[Aim of the task]: Each record below is to be copied word for word, with pictures removed.

[Data provided]:

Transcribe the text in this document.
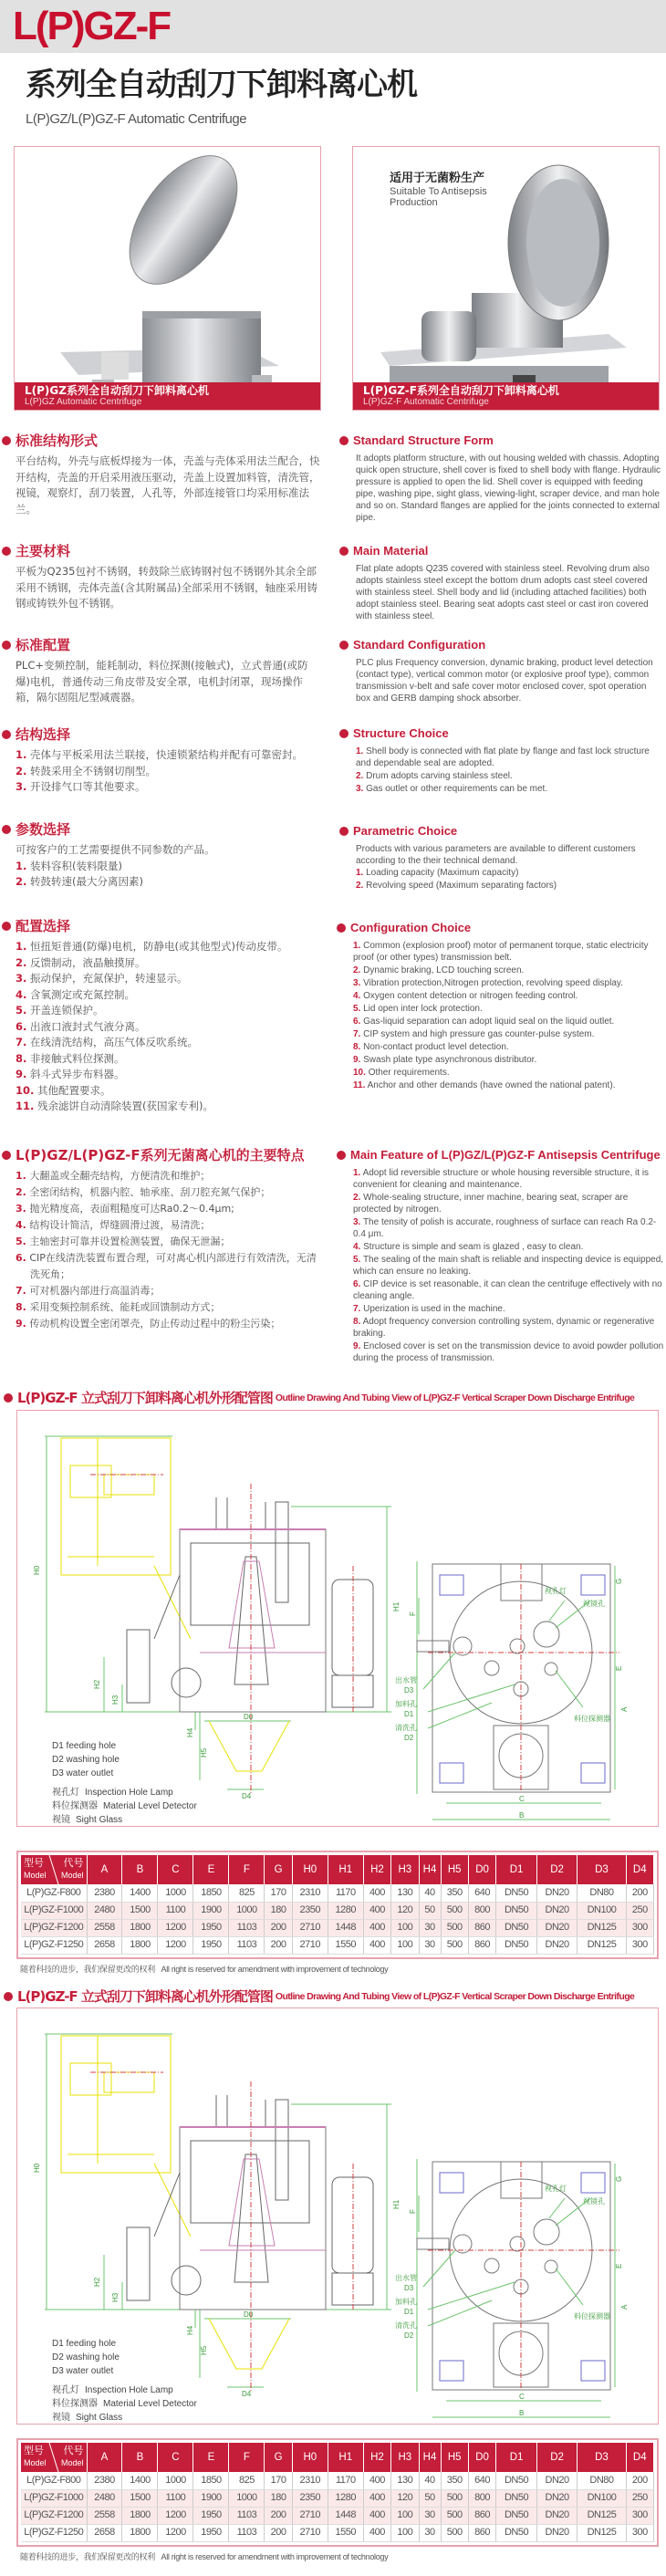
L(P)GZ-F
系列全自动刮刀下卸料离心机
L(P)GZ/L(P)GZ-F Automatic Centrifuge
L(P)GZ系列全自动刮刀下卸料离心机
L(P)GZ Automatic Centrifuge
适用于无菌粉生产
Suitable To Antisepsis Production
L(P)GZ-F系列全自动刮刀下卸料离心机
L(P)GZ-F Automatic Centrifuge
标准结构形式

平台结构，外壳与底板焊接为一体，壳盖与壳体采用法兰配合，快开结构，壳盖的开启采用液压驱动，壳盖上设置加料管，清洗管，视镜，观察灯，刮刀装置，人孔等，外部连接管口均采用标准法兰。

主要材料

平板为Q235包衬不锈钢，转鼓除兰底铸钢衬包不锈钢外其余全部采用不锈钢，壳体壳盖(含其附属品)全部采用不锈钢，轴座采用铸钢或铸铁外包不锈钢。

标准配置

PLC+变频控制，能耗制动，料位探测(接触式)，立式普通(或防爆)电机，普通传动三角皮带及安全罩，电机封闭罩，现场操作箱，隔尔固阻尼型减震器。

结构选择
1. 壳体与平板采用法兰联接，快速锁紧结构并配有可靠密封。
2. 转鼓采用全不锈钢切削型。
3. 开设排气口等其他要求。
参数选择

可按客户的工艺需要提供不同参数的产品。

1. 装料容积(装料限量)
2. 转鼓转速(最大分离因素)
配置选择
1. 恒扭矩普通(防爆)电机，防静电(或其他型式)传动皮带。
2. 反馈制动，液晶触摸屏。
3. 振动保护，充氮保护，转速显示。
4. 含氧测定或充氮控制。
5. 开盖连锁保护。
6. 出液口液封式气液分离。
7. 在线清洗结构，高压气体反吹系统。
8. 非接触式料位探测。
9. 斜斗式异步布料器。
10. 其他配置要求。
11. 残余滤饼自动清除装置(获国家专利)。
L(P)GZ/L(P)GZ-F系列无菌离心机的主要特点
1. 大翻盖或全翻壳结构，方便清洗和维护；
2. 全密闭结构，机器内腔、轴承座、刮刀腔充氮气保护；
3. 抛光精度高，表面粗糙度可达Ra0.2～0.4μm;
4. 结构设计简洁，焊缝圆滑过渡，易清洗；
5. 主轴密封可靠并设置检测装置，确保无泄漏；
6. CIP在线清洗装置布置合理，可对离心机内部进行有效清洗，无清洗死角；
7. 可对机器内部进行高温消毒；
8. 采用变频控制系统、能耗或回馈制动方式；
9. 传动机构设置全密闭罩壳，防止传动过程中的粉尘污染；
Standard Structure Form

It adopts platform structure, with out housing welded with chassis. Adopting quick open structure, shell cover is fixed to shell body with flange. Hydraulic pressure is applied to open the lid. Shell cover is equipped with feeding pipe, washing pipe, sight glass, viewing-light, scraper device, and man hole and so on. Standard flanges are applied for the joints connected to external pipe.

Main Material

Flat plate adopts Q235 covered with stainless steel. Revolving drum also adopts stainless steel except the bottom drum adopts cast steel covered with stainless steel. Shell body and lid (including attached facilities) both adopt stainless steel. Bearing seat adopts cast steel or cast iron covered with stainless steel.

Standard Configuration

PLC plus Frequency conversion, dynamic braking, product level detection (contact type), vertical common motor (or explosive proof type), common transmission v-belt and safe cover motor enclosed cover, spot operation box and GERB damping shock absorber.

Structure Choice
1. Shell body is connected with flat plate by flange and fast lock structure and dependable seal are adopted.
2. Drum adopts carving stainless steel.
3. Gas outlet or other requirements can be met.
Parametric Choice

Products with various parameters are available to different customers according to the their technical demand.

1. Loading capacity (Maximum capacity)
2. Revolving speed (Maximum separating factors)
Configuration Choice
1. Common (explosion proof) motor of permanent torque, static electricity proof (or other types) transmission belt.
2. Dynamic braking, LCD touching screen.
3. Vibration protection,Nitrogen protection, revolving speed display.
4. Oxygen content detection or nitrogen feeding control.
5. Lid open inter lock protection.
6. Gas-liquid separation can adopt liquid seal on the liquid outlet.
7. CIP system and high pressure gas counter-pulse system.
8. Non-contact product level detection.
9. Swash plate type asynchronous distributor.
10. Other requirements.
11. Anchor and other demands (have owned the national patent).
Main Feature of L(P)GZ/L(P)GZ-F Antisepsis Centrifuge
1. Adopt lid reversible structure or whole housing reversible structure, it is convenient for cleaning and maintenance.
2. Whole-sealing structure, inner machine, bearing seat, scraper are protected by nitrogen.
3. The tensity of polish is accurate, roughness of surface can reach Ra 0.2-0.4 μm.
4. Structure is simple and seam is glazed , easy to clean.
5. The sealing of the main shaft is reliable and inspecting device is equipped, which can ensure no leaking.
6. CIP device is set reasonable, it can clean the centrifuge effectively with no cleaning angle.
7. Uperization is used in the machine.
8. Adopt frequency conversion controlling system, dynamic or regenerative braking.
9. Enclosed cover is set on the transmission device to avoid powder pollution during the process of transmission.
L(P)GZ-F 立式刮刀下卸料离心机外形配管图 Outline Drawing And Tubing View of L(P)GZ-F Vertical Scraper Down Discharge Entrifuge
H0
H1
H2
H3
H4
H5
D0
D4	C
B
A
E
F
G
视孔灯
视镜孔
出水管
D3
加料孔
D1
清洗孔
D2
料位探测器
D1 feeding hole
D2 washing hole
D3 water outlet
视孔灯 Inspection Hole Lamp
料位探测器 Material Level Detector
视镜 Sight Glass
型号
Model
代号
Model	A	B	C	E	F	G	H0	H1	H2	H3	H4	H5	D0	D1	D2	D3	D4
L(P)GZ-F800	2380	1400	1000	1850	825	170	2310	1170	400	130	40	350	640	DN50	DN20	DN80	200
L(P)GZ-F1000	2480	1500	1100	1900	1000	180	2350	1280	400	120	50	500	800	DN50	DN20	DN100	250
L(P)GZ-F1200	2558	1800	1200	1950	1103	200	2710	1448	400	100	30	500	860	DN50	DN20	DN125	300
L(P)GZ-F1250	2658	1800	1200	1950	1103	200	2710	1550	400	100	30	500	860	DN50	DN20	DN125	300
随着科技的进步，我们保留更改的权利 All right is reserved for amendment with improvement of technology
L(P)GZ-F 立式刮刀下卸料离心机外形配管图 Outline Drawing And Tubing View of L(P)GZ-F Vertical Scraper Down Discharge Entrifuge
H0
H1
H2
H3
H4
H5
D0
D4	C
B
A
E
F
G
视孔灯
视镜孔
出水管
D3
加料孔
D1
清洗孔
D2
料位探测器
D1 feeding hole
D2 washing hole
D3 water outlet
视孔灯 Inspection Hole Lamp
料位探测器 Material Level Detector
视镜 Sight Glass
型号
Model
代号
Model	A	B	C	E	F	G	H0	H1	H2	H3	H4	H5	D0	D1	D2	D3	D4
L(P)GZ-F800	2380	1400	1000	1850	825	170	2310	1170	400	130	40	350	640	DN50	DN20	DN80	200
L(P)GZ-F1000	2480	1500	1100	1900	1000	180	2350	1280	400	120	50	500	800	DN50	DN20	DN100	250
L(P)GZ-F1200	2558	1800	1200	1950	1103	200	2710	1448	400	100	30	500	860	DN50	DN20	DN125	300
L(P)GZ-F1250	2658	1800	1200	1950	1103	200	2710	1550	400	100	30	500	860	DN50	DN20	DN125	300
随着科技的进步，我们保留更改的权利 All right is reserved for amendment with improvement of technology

[Result of the task]:
Transcribe the text in this document.
L(P)GZ-F
系列全自动刮刀下卸料离心机
L(P)GZ/L(P)GZ-F Automatic Centrifuge
L(P)GZ系列全自动刮刀下卸料离心机
L(P)GZ Automatic Centrifuge
适用于无菌粉生产
Suitable To Antisepsis Production
L(P)GZ-F系列全自动刮刀下卸料离心机
L(P)GZ-F Automatic Centrifuge
标准结构形式

平台结构，外壳与底板焊接为一体，壳盖与壳体采用法兰配合，快开结构，壳盖的开启采用液压驱动，壳盖上设置加料管，清洗管，视镜，观察灯，刮刀装置，人孔等，外部连接管口均采用标准法兰。

主要材料

平板为Q235包衬不锈钢，转鼓除兰底铸钢衬包不锈钢外其余全部采用不锈钢，壳体壳盖(含其附属品)全部采用不锈钢，轴座采用铸钢或铸铁外包不锈钢。

标准配置

PLC+变频控制，能耗制动，料位探测(接触式)，立式普通(或防爆)电机，普通传动三角皮带及安全罩，电机封闭罩，现场操作箱，隔尔固阻尼型减震器。

结构选择
1. 壳体与平板采用法兰联接，快速锁紧结构并配有可靠密封。
2. 转鼓采用全不锈钢切削型。
3. 开设排气口等其他要求。
参数选择

可按客户的工艺需要提供不同参数的产品。

1. 装料容积(装料限量)
2. 转鼓转速(最大分离因素)
配置选择
1. 恒扭矩普通(防爆)电机，防静电(或其他型式)传动皮带。
2. 反馈制动，液晶触摸屏。
3. 振动保护，充氮保护，转速显示。
4. 含氧测定或充氮控制。
5. 开盖连锁保护。
6. 出液口液封式气液分离。
7. 在线清洗结构，高压气体反吹系统。
8. 非接触式料位探测。
9. 斜斗式异步布料器。
10. 其他配置要求。
11. 残余滤饼自动清除装置(获国家专利)。
L(P)GZ/L(P)GZ-F系列无菌离心机的主要特点
1. 大翻盖或全翻壳结构，方便清洗和维护；
2. 全密闭结构，机器内腔、轴承座、刮刀腔充氮气保护；
3. 抛光精度高，表面粗糙度可达Ra0.2～0.4μm;
4. 结构设计简洁，焊缝圆滑过渡，易清洗；
5. 主轴密封可靠并设置检测装置，确保无泄漏；
6. CIP在线清洗装置布置合理，可对离心机内部进行有效清洗，无清洗死角；
7. 可对机器内部进行高温消毒；
8. 采用变频控制系统、能耗或回馈制动方式；
9. 传动机构设置全密闭罩壳，防止传动过程中的粉尘污染；
Standard Structure Form

It adopts platform structure, with out housing welded with chassis. Adopting quick open structure, shell cover is fixed to shell body with flange. Hydraulic pressure is applied to open the lid. Shell cover is equipped with feeding pipe, washing pipe, sight glass, viewing-light, scraper device, and man hole and so on. Standard flanges are applied for the joints connected to external pipe.

Main Material

Flat plate adopts Q235 covered with stainless steel. Revolving drum also adopts stainless steel except the bottom drum adopts cast steel covered with stainless steel. Shell body and lid (including attached facilities) both adopt stainless steel. Bearing seat adopts cast steel or cast iron covered with stainless steel.

Standard Configuration

PLC plus Frequency conversion, dynamic braking, product level detection (contact type), vertical common motor (or explosive proof type), common transmission v-belt and safe cover motor enclosed cover, spot operation box and GERB damping shock absorber.

Structure Choice
1. Shell body is connected with flat plate by flange and fast lock structure and dependable seal are adopted.
2. Drum adopts carving stainless steel.
3. Gas outlet or other requirements can be met.
Parametric Choice

Products with various parameters are available to different customers according to the their technical demand.

1. Loading capacity (Maximum capacity)
2. Revolving speed (Maximum separating factors)
Configuration Choice
1. Common (explosion proof) motor of permanent torque, static electricity proof (or other types) transmission belt.
2. Dynamic braking, LCD touching screen.
3. Vibration protection,Nitrogen protection, revolving speed display.
4. Oxygen content detection or nitrogen feeding control.
5. Lid open inter lock protection.
6. Gas-liquid separation can adopt liquid seal on the liquid outlet.
7. CIP system and high pressure gas counter-pulse system.
8. Non-contact product level detection.
9. Swash plate type asynchronous distributor.
10. Other requirements.
11. Anchor and other demands (have owned the national patent).
Main Feature of L(P)GZ/L(P)GZ-F Antisepsis Centrifuge
1. Adopt lid reversible structure or whole housing reversible structure, it is convenient for cleaning and maintenance.
2. Whole-sealing structure, inner machine, bearing seat, scraper are protected by nitrogen.
3. The tensity of polish is accurate, roughness of surface can reach Ra 0.2-0.4 μm.
4. Structure is simple and seam is glazed , easy to clean.
5. The sealing of the main shaft is reliable and inspecting device is equipped, which can ensure no leaking.
6. CIP device is set reasonable, it can clean the centrifuge effectively with no cleaning angle.
7. Uperization is used in the machine.
8. Adopt frequency conversion controlling system, dynamic or regenerative braking.
9. Enclosed cover is set on the transmission device to avoid powder pollution during the process of transmission.
L(P)GZ-F 立式刮刀下卸料离心机外形配管图 Outline Drawing And Tubing View of L(P)GZ-F Vertical Scraper Down Discharge Entrifuge
H0
H1
H2
H3
H4
H5
D0
D4	C
B
A
E
F
G
视孔灯
视镜孔
出水管
D3
加料孔
D1
清洗孔
D2
料位探测器
D1 feeding hole
D2 washing hole
D3 water outlet
视孔灯 Inspection Hole Lamp
料位探测器 Material Level Detector
视镜 Sight Glass
型号
Model
代号
Model	A	B	C	E	F	G	H0	H1	H2	H3	H4	H5	D0	D1	D2	D3	D4
L(P)GZ-F800	2380	1400	1000	1850	825	170	2310	1170	400	130	40	350	640	DN50	DN20	DN80	200
L(P)GZ-F1000	2480	1500	1100	1900	1000	180	2350	1280	400	120	50	500	800	DN50	DN20	DN100	250
L(P)GZ-F1200	2558	1800	1200	1950	1103	200	2710	1448	400	100	30	500	860	DN50	DN20	DN125	300
L(P)GZ-F1250	2658	1800	1200	1950	1103	200	2710	1550	400	100	30	500	860	DN50	DN20	DN125	300
随着科技的进步，我们保留更改的权利 All right is reserved for amendment with improvement of technology
L(P)GZ-F 立式刮刀下卸料离心机外形配管图 Outline Drawing And Tubing View of L(P)GZ-F Vertical Scraper Down Discharge Entrifuge
H0
H1
H2
H3
H4
H5
D0
D4	C
B
A
E
F
G
视孔灯
视镜孔
出水管
D3
加料孔
D1
清洗孔
D2
料位探测器
D1 feeding hole
D2 washing hole
D3 water outlet
视孔灯 Inspection Hole Lamp
料位探测器 Material Level Detector
视镜 Sight Glass
型号
Model
代号
Model	A	B	C	E	F	G	H0	H1	H2	H3	H4	H5	D0	D1	D2	D3	D4
L(P)GZ-F800	2380	1400	1000	1850	825	170	2310	1170	400	130	40	350	640	DN50	DN20	DN80	200
L(P)GZ-F1000	2480	1500	1100	1900	1000	180	2350	1280	400	120	50	500	800	DN50	DN20	DN100	250
L(P)GZ-F1200	2558	1800	1200	1950	1103	200	2710	1448	400	100	30	500	860	DN50	DN20	DN125	300
L(P)GZ-F1250	2658	1800	1200	1950	1103	200	2710	1550	400	100	30	500	860	DN50	DN20	DN125	300
随着科技的进步，我们保留更改的权利 All right is reserved for amendment with improvement of technology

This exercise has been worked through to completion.